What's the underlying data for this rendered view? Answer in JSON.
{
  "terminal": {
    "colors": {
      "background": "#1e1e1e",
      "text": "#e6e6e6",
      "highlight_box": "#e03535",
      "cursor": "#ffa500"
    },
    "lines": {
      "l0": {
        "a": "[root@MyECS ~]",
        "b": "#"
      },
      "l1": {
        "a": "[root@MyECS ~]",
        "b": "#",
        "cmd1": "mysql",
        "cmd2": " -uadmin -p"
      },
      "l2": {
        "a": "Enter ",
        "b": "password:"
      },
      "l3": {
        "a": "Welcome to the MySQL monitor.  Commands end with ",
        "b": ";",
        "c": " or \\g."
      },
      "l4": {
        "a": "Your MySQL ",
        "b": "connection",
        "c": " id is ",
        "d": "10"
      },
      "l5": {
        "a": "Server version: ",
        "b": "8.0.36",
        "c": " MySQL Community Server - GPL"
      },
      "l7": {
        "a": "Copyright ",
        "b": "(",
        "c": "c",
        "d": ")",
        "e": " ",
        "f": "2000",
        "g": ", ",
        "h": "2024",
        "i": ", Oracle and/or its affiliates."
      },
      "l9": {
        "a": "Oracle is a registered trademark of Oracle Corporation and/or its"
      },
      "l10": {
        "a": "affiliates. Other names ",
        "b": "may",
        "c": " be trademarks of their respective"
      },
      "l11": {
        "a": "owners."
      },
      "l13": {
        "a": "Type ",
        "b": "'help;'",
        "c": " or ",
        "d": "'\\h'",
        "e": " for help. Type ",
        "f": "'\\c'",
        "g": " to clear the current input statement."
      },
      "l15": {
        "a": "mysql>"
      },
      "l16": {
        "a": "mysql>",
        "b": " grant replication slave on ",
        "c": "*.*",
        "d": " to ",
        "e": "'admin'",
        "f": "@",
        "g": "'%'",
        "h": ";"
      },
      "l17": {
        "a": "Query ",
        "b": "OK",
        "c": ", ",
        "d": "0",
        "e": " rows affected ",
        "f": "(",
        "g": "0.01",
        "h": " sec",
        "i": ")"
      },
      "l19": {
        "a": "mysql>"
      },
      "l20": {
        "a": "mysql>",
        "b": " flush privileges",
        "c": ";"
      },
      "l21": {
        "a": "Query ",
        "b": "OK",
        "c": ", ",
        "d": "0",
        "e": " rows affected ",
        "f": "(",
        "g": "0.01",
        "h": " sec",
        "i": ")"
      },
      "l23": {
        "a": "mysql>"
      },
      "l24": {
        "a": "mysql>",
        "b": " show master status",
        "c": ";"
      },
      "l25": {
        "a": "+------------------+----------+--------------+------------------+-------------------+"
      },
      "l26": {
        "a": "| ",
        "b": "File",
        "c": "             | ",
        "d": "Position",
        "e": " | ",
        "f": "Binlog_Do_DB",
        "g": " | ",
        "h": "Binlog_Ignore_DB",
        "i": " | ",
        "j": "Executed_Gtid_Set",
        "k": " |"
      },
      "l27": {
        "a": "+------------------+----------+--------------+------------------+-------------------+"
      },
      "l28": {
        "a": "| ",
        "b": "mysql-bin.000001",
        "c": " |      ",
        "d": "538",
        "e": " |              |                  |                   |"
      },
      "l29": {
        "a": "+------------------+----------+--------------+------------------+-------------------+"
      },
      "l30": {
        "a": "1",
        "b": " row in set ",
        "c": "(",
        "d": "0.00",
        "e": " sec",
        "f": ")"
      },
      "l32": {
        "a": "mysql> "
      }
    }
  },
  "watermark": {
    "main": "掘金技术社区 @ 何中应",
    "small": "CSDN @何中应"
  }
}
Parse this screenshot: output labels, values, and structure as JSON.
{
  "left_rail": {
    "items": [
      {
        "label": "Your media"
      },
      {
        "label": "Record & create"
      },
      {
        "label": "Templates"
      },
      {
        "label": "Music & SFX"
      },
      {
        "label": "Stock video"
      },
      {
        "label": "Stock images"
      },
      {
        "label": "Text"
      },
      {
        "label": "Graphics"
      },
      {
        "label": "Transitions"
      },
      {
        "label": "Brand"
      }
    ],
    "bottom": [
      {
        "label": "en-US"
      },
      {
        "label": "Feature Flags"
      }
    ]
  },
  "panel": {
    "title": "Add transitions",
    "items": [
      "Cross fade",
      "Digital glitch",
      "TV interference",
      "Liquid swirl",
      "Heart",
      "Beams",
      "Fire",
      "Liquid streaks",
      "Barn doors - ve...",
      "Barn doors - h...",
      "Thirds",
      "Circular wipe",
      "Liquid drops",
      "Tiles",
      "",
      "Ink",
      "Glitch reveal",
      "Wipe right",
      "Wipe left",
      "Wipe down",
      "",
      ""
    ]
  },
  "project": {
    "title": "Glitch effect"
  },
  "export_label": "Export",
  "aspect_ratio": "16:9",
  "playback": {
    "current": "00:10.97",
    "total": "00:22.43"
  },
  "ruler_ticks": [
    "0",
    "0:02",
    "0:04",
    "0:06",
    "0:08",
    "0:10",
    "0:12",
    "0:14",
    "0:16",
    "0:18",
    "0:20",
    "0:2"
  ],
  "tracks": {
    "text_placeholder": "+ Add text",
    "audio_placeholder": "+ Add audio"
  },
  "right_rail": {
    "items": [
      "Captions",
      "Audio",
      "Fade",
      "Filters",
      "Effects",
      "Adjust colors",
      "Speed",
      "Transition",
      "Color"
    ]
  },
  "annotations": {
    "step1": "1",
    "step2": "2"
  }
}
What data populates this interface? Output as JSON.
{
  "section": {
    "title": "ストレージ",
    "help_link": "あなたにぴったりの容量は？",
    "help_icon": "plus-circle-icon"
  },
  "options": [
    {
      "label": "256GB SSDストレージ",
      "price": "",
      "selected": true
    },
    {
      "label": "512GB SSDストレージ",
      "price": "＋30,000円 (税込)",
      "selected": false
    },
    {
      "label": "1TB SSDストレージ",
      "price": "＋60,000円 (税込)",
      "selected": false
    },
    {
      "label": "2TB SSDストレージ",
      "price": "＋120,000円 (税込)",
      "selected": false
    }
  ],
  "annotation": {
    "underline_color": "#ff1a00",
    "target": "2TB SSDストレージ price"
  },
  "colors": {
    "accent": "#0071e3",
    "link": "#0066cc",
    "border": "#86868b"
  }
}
====================
**Stated problem:**
Print the listing above in full, exactly as it is.

**Correct response:**
What's the underlying data for this rendered view? Answer in JSON.
{
  "terminal": {
    "colors": {
      "background": "#1e1e1e",
      "text": "#e6e6e6",
      "highlight_box": "#e03535",
      "cursor": "#ffa500"
    },
    "lines": {
      "l0": {
        "a": "[root@MyECS ~]",
        "b": "#"
      },
      "l1": {
        "a": "[root@MyECS ~]",
        "b": "#",
        "cmd1": "mysql",
        "cmd2": " -uadmin -p"
      },
      "l2": {
        "a": "Enter ",
        "b": "password:"
      },
      "l3": {
        "a": "Welcome to the MySQL monitor.  Commands end with ",
        "b": ";",
        "c": " or \\g."
      },
      "l4": {
        "a": "Your MySQL ",
        "b": "connection",
        "c": " id is ",
        "d": "10"
      },
      "l5": {
        "a": "Server version: ",
        "b": "8.0.36",
        "c": " MySQL Community Server - GPL"
      },
      "l7": {
        "a": "Copyright ",
        "b": "(",
        "c": "c",
        "d": ")",
        "e": " ",
        "f": "2000",
        "g": ", ",
        "h": "2024",
        "i": ", Oracle and/or its affiliates."
      },
      "l9": {
        "a": "Oracle is a registered trademark of Oracle Corporation and/or its"
      },
      "l10": {
        "a": "affiliates. Other names ",
        "b": "may",
        "c": " be trademarks of their respective"
      },
      "l11": {
        "a": "owners."
      },
      "l13": {
        "a": "Type ",
        "b": "'help;'",
        "c": " or ",
        "d": "'\\h'",
        "e": " for help. Type ",
        "f": "'\\c'",
        "g": " to clear the current input statement."
      },
      "l15": {
        "a": "mysql>"
      },
      "l16": {
        "a": "mysql>",
        "b": " grant replication slave on ",
        "c": "*.*",
        "d": " to ",
        "e": "'admin'",
        "f": "@",
        "g": "'%'",
        "h": ";"
      },
      "l17": {
        "a": "Query ",
        "b": "OK",
        "c": ", ",
        "d": "0",
        "e": " rows affected ",
        "f": "(",
        "g": "0.01",
        "h": " sec",
        "i": ")"
      },
      "l19": {
        "a": "mysql>"
      },
      "l20": {
        "a": "mysql>",
        "b": " flush privileges",
        "c": ";"
      },
      "l21": {
        "a": "Query ",
        "b": "OK",
        "c": ", ",
        "d": "0",
        "e": " rows affected ",
        "f": "(",
        "g": "0.01",
        "h": " sec",
        "i": ")"
      },
      "l23": {
        "a": "mysql>"
      },
      "l24": {
        "a": "mysql>",
        "b": " show master status",
        "c": ";"
      },
      "l25": {
        "a": "+------------------+----------+--------------+------------------+-------------------+"
      },
      "l26": {
        "a": "| ",
        "b": "File",
        "c": "             | ",
        "d": "Position",
        "e": " | ",
        "f": "Binlog_Do_DB",
        "g": " | ",
        "h": "Binlog_Ignore_DB",
        "i": " | ",
        "j": "Executed_Gtid_Set",
        "k": " |"
      },
      "l27": {
        "a": "+------------------+----------+--------------+------------------+-------------------+"
      },
      "l28": {
        "a": "| ",
        "b": "mysql-bin.000001",
        "c": " |      ",
        "d": "538",
        "e": " |              |                  |                   |"
      },
      "l29": {
        "a": "+------------------+----------+--------------+------------------+-------------------+"
      },
      "l30": {
        "a": "1",
        "b": " row in set ",
        "c": "(",
        "d": "0.00",
        "e": " sec",
        "f": ")"
      },
      "l32": {
        "a": "mysql> "
      }
    }
  },
  "watermark": {
    "main": "掘金技术社区 @ 何中应",
    "small": "CSDN @何中应"
  }
}
Parse this screenshot: output labels, values, and structure as JSON.
{
  "left_rail": {
    "items": [
      {
        "label": "Your media"
      },
      {
        "label": "Record & create"
      },
      {
        "label": "Templates"
      },
      {
        "label": "Music & SFX"
      },
      {
        "label": "Stock video"
      },
      {
        "label": "Stock images"
      },
      {
        "label": "Text"
      },
      {
        "label": "Graphics"
      },
      {
        "label": "Transitions"
      },
      {
        "label": "Brand"
      }
    ],
    "bottom": [
      {
        "label": "en-US"
      },
      {
        "label": "Feature Flags"
      }
    ]
  },
  "panel": {
    "title": "Add transitions",
    "items": [
      "Cross fade",
      "Digital glitch",
      "TV interference",
      "Liquid swirl",
      "Heart",
      "Beams",
      "Fire",
      "Liquid streaks",
      "Barn doors - ve...",
      "Barn doors - h...",
      "Thirds",
      "Circular wipe",
      "Liquid drops",
      "Tiles",
      "",
      "Ink",
      "Glitch reveal",
      "Wipe right",
      "Wipe left",
      "Wipe down",
      "",
      ""
    ]
  },
  "project": {
    "title": "Glitch effect"
  },
  "export_label": "Export",
  "aspect_ratio": "16:9",
  "playback": {
    "current": "00:10.97",
    "total": "00:22.43"
  },
  "ruler_ticks": [
    "0",
    "0:02",
    "0:04",
    "0:06",
    "0:08",
    "0:10",
    "0:12",
    "0:14",
    "0:16",
    "0:18",
    "0:20",
    "0:2"
  ],
  "tracks": {
    "text_placeholder": "+ Add text",
    "audio_placeholder": "+ Add audio"
  },
  "right_rail": {
    "items": [
      "Captions",
      "Audio",
      "Fade",
      "Filters",
      "Effects",
      "Adjust colors",
      "Speed",
      "Transition",
      "Color"
    ]
  },
  "annotations": {
    "step1": "1",
    "step2": "2"
  }
}
What data populates this interface? Output as JSON.
{
  "section": {
    "title": "ストレージ",
    "help_link": "あなたにぴったりの容量は？",
    "help_icon": "plus-circle-icon"
  },
  "options": [
    {
      "label": "256GB SSDストレージ",
      "price": "",
      "selected": true
    },
    {
      "label": "512GB SSDストレージ",
      "price": "＋30,000円 (税込)",
      "selected": false
    },
    {
      "label": "1TB SSDストレージ",
      "price": "＋60,000円 (税込)",
      "selected": false
    },
    {
      "label": "2TB SSDストレージ",
      "price": "＋120,000円 (税込)",
      "selected": false
    }
  ],
  "annotation": {
    "underline_color": "#ff1a00",
    "target": "2TB SSDストレージ price"
  },
  "colors": {
    "accent": "#0071e3",
    "link": "#0066cc",
    "border": "#86868b"
  }
}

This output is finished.